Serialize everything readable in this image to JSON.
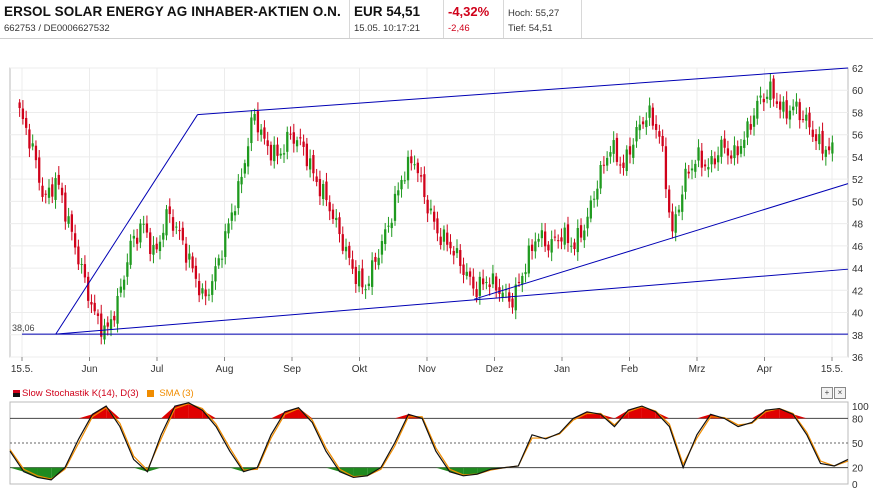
{
  "header": {
    "stock_name": "ERSOL SOLAR ENERGY AG INHABER-AKTIEN O.N.",
    "stock_id": "662753 / DE0006627532",
    "price": "EUR 54,51",
    "timestamp": "15.05. 10:17:21",
    "change_pct": "-4,32%",
    "change_abs": "-2,46",
    "high": "Hoch: 55,27",
    "low": "Tief: 54,51"
  },
  "colors": {
    "up": "#1f9a1f",
    "down": "#d0021b",
    "trend": "#0000b4",
    "k_line": "#111111",
    "d_line": "#f08c00",
    "overbought": "#e00000",
    "oversold": "#1f8a1f"
  },
  "chart_data": [
    {
      "type": "candlestick",
      "x_ticks": [
        "15.5.",
        "Jun",
        "Jul",
        "Aug",
        "Sep",
        "Okt",
        "Nov",
        "Dez",
        "Jan",
        "Feb",
        "Mrz",
        "Apr",
        "15.5."
      ],
      "ylim": [
        36,
        62
      ],
      "y_ticks": [
        36,
        38,
        40,
        42,
        44,
        46,
        48,
        50,
        52,
        54,
        56,
        58,
        60,
        62
      ],
      "low_label": "38,06",
      "close_series": [
        58,
        55,
        50,
        52,
        48,
        44,
        40,
        38.1,
        41,
        46,
        48,
        45,
        49,
        47,
        44,
        41,
        44,
        48,
        52,
        58,
        55,
        54,
        56,
        55,
        52,
        50,
        47,
        44,
        42,
        45,
        48,
        52,
        54,
        50,
        47,
        46,
        44,
        42,
        43,
        42,
        41,
        44,
        47,
        46,
        47,
        46,
        48,
        52,
        55,
        53,
        56,
        58,
        56,
        47,
        52,
        54,
        53,
        55,
        54,
        56,
        59,
        60,
        58,
        58.5,
        57,
        55,
        54.51
      ],
      "trendlines": [
        {
          "from": [
            0.5,
            38.06
          ],
          "to": [
            2.6,
            57.8
          ]
        },
        {
          "from": [
            2.6,
            57.8
          ],
          "to": [
            12.9,
            62
          ]
        },
        {
          "from": [
            0.5,
            38.06
          ],
          "to": [
            12.9,
            43.9
          ]
        },
        {
          "from": [
            6.7,
            41.2
          ],
          "to": [
            12.9,
            51.6
          ]
        },
        {
          "from": [
            0,
            38.06
          ],
          "to": [
            12.9,
            38.06
          ]
        }
      ]
    },
    {
      "type": "line",
      "title": "Slow Stochastik K(14), D(3)",
      "ylim": [
        0,
        100
      ],
      "y_ticks": [
        0,
        20,
        50,
        80,
        100
      ],
      "series": [
        {
          "name": "Slow Stochastik K(14), D(3)",
          "values": [
            40,
            15,
            8,
            5,
            20,
            55,
            85,
            95,
            70,
            30,
            15,
            60,
            95,
            99,
            90,
            70,
            40,
            15,
            20,
            60,
            88,
            93,
            75,
            40,
            15,
            8,
            10,
            20,
            50,
            85,
            80,
            40,
            15,
            10,
            12,
            18,
            20,
            22,
            60,
            55,
            62,
            80,
            88,
            85,
            70,
            90,
            95,
            88,
            70,
            20,
            60,
            85,
            80,
            70,
            75,
            90,
            92,
            85,
            60,
            25,
            22,
            30
          ]
        },
        {
          "name": "SMA (3)",
          "values": [
            42,
            18,
            10,
            6,
            18,
            50,
            82,
            93,
            74,
            34,
            17,
            55,
            92,
            98,
            92,
            73,
            44,
            17,
            18,
            56,
            85,
            92,
            78,
            44,
            18,
            9,
            10,
            18,
            46,
            82,
            82,
            44,
            18,
            11,
            12,
            17,
            20,
            22,
            56,
            56,
            61,
            78,
            86,
            86,
            72,
            88,
            94,
            89,
            73,
            24,
            56,
            82,
            81,
            72,
            74,
            88,
            92,
            86,
            63,
            28,
            22,
            28
          ]
        }
      ]
    }
  ]
}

What is required: From the records given above, reproduce all text exactly and exclude each picture.

Task output:
Serialize everything readable in this image to JSON.
{
  "header": {
    "stock_name": "ERSOL SOLAR ENERGY AG INHABER-AKTIEN O.N.",
    "stock_id": "662753 / DE0006627532",
    "price": "EUR 54,51",
    "timestamp": "15.05. 10:17:21",
    "change_pct": "-4,32%",
    "change_abs": "-2,46",
    "high": "Hoch: 55,27",
    "low": "Tief: 54,51"
  },
  "colors": {
    "up": "#1f9a1f",
    "down": "#d0021b",
    "trend": "#0000b4",
    "k_line": "#111111",
    "d_line": "#f08c00",
    "overbought": "#e00000",
    "oversold": "#1f8a1f"
  },
  "chart_data": [
    {
      "type": "candlestick",
      "x_ticks": [
        "15.5.",
        "Jun",
        "Jul",
        "Aug",
        "Sep",
        "Okt",
        "Nov",
        "Dez",
        "Jan",
        "Feb",
        "Mrz",
        "Apr",
        "15.5."
      ],
      "ylim": [
        36,
        62
      ],
      "y_ticks": [
        36,
        38,
        40,
        42,
        44,
        46,
        48,
        50,
        52,
        54,
        56,
        58,
        60,
        62
      ],
      "low_label": "38,06",
      "close_series": [
        58,
        55,
        50,
        52,
        48,
        44,
        40,
        38.1,
        41,
        46,
        48,
        45,
        49,
        47,
        44,
        41,
        44,
        48,
        52,
        58,
        55,
        54,
        56,
        55,
        52,
        50,
        47,
        44,
        42,
        45,
        48,
        52,
        54,
        50,
        47,
        46,
        44,
        42,
        43,
        42,
        41,
        44,
        47,
        46,
        47,
        46,
        48,
        52,
        55,
        53,
        56,
        58,
        56,
        47,
        52,
        54,
        53,
        55,
        54,
        56,
        59,
        60,
        58,
        58.5,
        57,
        55,
        54.51
      ],
      "trendlines": [
        {
          "from": [
            0.5,
            38.06
          ],
          "to": [
            2.6,
            57.8
          ]
        },
        {
          "from": [
            2.6,
            57.8
          ],
          "to": [
            12.9,
            62
          ]
        },
        {
          "from": [
            0.5,
            38.06
          ],
          "to": [
            12.9,
            43.9
          ]
        },
        {
          "from": [
            6.7,
            41.2
          ],
          "to": [
            12.9,
            51.6
          ]
        },
        {
          "from": [
            0,
            38.06
          ],
          "to": [
            12.9,
            38.06
          ]
        }
      ]
    },
    {
      "type": "line",
      "title": "Slow Stochastik K(14), D(3)",
      "ylim": [
        0,
        100
      ],
      "y_ticks": [
        0,
        20,
        50,
        80,
        100
      ],
      "series": [
        {
          "name": "Slow Stochastik K(14), D(3)",
          "values": [
            40,
            15,
            8,
            5,
            20,
            55,
            85,
            95,
            70,
            30,
            15,
            60,
            95,
            99,
            90,
            70,
            40,
            15,
            20,
            60,
            88,
            93,
            75,
            40,
            15,
            8,
            10,
            20,
            50,
            85,
            80,
            40,
            15,
            10,
            12,
            18,
            20,
            22,
            60,
            55,
            62,
            80,
            88,
            85,
            70,
            90,
            95,
            88,
            70,
            20,
            60,
            85,
            80,
            70,
            75,
            90,
            92,
            85,
            60,
            25,
            22,
            30
          ]
        },
        {
          "name": "SMA (3)",
          "values": [
            42,
            18,
            10,
            6,
            18,
            50,
            82,
            93,
            74,
            34,
            17,
            55,
            92,
            98,
            92,
            73,
            44,
            17,
            18,
            56,
            85,
            92,
            78,
            44,
            18,
            9,
            10,
            18,
            46,
            82,
            82,
            44,
            18,
            11,
            12,
            17,
            20,
            22,
            56,
            56,
            61,
            78,
            86,
            86,
            72,
            88,
            94,
            89,
            73,
            24,
            56,
            82,
            81,
            72,
            74,
            88,
            92,
            86,
            63,
            28,
            22,
            28
          ]
        }
      ]
    }
  ]
}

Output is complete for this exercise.